Below are some records. Say how many of their lines contain the string "positive", and give nothing but the number.

[Dataset records]
....

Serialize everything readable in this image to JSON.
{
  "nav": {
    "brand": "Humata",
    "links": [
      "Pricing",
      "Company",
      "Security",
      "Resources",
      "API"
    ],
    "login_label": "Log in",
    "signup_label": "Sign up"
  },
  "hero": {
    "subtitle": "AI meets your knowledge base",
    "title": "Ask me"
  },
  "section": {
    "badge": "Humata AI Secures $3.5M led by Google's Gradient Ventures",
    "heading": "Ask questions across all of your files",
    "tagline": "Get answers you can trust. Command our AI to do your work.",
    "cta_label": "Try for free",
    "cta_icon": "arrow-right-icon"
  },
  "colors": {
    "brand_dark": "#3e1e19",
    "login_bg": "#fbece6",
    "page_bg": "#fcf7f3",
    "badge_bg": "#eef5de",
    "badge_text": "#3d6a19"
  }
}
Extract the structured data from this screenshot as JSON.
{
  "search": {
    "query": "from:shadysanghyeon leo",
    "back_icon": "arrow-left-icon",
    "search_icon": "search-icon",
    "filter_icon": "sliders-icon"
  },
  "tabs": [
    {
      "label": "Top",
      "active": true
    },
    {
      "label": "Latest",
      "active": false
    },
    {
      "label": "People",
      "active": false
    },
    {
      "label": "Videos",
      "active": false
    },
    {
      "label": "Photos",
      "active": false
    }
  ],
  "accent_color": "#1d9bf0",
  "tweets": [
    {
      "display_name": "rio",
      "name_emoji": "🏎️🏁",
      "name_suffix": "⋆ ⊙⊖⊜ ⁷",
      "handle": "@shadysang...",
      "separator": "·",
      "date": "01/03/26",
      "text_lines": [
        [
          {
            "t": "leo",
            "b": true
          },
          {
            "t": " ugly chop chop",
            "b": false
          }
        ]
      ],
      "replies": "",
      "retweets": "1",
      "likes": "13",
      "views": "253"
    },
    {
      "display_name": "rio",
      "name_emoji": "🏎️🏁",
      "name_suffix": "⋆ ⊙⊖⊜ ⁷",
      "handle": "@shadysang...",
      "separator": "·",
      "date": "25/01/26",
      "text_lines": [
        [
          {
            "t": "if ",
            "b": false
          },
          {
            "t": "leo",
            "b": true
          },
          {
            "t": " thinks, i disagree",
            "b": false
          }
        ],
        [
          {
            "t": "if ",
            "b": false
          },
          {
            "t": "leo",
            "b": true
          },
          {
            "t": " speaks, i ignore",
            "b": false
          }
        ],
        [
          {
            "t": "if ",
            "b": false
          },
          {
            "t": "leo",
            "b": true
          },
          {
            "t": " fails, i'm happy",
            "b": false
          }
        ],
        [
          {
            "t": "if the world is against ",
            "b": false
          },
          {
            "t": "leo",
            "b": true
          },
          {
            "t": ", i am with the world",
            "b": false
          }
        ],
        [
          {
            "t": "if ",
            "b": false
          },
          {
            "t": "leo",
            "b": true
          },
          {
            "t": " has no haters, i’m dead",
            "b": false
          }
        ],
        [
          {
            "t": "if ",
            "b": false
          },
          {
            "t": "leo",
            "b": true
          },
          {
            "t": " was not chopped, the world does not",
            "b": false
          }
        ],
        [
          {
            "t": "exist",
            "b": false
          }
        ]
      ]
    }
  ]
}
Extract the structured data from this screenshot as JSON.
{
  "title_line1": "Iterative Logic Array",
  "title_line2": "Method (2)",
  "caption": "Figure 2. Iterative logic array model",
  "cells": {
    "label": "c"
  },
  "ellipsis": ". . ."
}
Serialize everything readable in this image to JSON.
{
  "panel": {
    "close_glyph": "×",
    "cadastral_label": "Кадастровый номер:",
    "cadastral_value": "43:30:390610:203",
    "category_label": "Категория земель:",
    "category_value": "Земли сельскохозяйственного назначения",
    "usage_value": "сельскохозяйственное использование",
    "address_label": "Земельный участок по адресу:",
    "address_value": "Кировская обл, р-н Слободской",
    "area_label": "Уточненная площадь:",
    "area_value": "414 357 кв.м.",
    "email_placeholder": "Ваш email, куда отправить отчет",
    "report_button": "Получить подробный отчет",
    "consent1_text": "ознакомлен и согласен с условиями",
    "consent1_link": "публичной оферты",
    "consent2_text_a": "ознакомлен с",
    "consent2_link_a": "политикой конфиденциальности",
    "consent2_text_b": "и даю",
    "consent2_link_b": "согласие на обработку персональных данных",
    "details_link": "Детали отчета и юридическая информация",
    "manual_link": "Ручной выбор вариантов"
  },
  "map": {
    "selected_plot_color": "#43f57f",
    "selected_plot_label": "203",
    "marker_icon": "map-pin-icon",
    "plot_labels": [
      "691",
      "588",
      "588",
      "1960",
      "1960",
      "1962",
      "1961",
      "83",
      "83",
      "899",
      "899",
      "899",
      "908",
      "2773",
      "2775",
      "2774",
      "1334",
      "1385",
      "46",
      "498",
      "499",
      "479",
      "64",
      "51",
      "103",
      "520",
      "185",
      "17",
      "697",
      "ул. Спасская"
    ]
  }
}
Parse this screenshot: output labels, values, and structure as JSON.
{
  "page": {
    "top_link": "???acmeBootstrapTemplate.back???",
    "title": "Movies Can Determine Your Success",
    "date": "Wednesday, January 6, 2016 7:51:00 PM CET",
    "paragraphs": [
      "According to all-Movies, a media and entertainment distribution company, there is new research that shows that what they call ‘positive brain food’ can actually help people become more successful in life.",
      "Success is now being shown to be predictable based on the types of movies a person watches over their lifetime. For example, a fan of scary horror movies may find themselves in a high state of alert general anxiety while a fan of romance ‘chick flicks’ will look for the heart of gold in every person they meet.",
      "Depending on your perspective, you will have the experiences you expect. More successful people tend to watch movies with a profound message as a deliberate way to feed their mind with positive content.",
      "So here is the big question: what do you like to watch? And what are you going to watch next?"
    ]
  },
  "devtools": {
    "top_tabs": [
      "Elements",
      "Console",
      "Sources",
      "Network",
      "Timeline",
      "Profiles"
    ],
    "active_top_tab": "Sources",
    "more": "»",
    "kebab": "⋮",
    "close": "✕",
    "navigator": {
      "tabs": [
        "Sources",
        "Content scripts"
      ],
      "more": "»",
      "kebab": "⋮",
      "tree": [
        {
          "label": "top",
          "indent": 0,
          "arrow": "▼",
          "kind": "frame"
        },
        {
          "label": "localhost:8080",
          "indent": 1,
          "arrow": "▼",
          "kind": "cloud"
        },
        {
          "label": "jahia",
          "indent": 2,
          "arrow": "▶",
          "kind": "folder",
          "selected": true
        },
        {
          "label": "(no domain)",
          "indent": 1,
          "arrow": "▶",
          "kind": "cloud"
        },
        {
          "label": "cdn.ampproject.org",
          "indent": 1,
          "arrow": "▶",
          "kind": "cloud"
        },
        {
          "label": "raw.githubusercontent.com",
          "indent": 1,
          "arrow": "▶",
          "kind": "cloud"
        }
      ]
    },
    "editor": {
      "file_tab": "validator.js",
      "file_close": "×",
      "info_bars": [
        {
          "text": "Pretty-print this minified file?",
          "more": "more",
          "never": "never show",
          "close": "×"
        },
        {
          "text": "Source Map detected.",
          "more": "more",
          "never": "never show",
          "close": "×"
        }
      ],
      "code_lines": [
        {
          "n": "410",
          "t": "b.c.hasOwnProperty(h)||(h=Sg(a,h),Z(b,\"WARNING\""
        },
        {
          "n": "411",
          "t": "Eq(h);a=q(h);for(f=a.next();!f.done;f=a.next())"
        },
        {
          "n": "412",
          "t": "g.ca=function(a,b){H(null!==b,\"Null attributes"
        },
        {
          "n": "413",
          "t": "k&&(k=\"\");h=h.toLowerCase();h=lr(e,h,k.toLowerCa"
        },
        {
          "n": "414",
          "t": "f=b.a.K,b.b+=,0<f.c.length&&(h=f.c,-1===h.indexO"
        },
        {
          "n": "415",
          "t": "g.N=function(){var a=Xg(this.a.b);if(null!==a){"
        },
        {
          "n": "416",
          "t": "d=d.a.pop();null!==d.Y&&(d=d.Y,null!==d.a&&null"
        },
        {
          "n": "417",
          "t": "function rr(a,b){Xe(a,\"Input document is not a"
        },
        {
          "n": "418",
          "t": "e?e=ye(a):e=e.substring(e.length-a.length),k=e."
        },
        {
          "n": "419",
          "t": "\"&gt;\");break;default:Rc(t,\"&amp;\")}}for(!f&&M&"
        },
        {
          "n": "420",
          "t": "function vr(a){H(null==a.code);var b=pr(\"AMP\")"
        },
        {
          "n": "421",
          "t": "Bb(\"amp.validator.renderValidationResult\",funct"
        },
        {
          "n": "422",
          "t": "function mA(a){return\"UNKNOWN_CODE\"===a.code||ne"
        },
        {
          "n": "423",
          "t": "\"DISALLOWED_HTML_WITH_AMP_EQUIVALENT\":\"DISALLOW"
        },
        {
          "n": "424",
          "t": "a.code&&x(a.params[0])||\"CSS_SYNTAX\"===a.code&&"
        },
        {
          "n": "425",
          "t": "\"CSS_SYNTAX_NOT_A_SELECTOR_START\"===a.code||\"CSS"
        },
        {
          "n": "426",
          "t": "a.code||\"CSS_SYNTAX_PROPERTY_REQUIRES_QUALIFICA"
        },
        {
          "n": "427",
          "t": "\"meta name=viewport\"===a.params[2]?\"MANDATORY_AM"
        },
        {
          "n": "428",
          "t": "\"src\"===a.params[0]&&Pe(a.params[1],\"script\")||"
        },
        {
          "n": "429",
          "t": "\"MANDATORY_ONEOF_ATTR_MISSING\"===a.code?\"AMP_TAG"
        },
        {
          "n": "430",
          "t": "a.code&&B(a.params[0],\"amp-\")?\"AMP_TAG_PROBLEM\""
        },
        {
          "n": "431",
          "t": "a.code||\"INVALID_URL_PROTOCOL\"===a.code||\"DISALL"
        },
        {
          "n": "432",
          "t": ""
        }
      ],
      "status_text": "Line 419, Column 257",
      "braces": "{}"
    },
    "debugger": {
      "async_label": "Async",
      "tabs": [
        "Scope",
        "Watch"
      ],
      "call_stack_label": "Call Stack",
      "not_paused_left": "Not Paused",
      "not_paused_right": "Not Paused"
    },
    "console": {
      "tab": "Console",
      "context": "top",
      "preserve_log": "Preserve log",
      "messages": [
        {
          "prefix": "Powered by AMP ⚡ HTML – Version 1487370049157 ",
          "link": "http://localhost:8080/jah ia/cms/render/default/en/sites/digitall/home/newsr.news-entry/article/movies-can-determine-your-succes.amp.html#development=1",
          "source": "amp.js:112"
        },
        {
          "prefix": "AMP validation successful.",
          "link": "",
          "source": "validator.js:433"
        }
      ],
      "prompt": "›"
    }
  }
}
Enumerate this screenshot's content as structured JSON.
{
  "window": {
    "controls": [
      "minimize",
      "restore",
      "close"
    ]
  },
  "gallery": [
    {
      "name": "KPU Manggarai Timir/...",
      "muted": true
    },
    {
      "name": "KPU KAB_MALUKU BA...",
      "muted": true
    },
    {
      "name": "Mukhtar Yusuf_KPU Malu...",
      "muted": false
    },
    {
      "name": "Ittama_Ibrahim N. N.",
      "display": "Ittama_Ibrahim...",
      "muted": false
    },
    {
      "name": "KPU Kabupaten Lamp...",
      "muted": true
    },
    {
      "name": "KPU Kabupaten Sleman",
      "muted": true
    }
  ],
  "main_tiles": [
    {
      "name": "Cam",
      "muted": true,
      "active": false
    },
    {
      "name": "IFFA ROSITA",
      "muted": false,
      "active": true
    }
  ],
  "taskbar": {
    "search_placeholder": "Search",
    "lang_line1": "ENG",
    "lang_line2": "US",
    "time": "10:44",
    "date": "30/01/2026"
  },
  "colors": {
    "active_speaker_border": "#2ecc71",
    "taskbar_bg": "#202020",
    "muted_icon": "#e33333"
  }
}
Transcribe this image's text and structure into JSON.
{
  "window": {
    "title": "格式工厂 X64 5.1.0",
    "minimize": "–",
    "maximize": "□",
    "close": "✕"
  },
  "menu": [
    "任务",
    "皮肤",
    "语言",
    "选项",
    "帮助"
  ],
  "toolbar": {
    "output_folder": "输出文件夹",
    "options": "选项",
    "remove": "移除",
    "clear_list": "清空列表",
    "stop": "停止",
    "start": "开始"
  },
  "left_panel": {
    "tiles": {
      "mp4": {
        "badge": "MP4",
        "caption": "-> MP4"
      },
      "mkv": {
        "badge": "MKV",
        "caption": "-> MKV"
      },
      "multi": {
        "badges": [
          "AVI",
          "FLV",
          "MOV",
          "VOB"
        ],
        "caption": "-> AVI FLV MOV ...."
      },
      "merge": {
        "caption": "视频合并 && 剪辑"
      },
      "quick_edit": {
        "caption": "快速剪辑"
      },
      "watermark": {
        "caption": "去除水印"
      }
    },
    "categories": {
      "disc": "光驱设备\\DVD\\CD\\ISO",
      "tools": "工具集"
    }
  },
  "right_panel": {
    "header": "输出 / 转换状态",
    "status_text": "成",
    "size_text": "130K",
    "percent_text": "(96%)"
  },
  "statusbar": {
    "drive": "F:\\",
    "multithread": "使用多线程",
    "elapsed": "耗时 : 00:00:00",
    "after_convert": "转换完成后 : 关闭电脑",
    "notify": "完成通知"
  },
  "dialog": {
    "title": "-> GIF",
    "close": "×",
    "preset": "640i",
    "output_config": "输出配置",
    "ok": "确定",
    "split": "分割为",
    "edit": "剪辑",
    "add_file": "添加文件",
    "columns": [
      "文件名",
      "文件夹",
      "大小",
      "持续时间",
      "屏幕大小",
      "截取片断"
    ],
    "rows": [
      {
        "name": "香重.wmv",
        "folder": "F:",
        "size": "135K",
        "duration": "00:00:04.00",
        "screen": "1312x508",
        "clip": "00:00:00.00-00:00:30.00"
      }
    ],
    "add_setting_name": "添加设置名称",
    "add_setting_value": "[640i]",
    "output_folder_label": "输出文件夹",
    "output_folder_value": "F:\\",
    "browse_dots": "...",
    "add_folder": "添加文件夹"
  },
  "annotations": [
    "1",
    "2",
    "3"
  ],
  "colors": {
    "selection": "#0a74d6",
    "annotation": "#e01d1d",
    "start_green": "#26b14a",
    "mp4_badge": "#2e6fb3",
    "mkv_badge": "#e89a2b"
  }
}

....

• _Exercise response_: 2